■ **Requirements**
Please output the records below in full, exactly as given, but without the images.

■ **Supplied records**
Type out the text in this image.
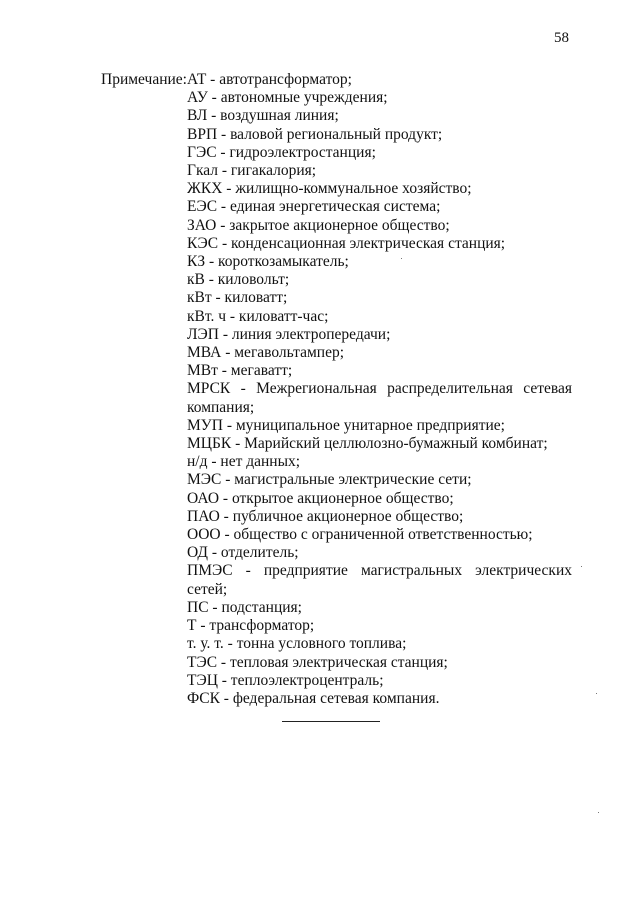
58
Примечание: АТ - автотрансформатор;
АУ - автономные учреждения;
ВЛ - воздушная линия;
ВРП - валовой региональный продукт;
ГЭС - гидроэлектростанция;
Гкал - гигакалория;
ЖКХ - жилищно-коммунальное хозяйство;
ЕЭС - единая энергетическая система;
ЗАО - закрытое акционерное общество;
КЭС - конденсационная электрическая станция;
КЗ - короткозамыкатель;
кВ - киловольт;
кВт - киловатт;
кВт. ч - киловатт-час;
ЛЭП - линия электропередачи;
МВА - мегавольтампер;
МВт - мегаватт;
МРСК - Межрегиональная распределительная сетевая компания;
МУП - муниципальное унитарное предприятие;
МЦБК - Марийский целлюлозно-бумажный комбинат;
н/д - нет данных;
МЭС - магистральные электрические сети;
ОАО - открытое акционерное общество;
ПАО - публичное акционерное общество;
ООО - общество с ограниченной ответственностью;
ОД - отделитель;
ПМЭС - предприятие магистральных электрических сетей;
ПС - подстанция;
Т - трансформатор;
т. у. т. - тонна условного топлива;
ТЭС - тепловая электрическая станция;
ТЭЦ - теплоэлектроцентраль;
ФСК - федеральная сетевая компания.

■ **Task solution**
Type out the text in this image.
58
Примечание: АТ - автотрансформатор;
АУ - автономные учреждения;
ВЛ - воздушная линия;
ВРП - валовой региональный продукт;
ГЭС - гидроэлектростанция;
Гкал - гигакалория;
ЖКХ - жилищно-коммунальное хозяйство;
ЕЭС - единая энергетическая система;
ЗАО - закрытое акционерное общество;
КЭС - конденсационная электрическая станция;
КЗ - короткозамыкатель;
кВ - киловольт;
кВт - киловатт;
кВт. ч - киловатт-час;
ЛЭП - линия электропередачи;
МВА - мегавольтампер;
МВт - мегаватт;
МРСК - Межрегиональная распределительная сетевая компания;
МУП - муниципальное унитарное предприятие;
МЦБК - Марийский целлюлозно-бумажный комбинат;
н/д - нет данных;
МЭС - магистральные электрические сети;
ОАО - открытое акционерное общество;
ПАО - публичное акционерное общество;
ООО - общество с ограниченной ответственностью;
ОД - отделитель;
ПМЭС - предприятие магистральных электрических сетей;
ПС - подстанция;
Т - трансформатор;
т. у. т. - тонна условного топлива;
ТЭС - тепловая электрическая станция;
ТЭЦ - теплоэлектроцентраль;
ФСК - федеральная сетевая компания.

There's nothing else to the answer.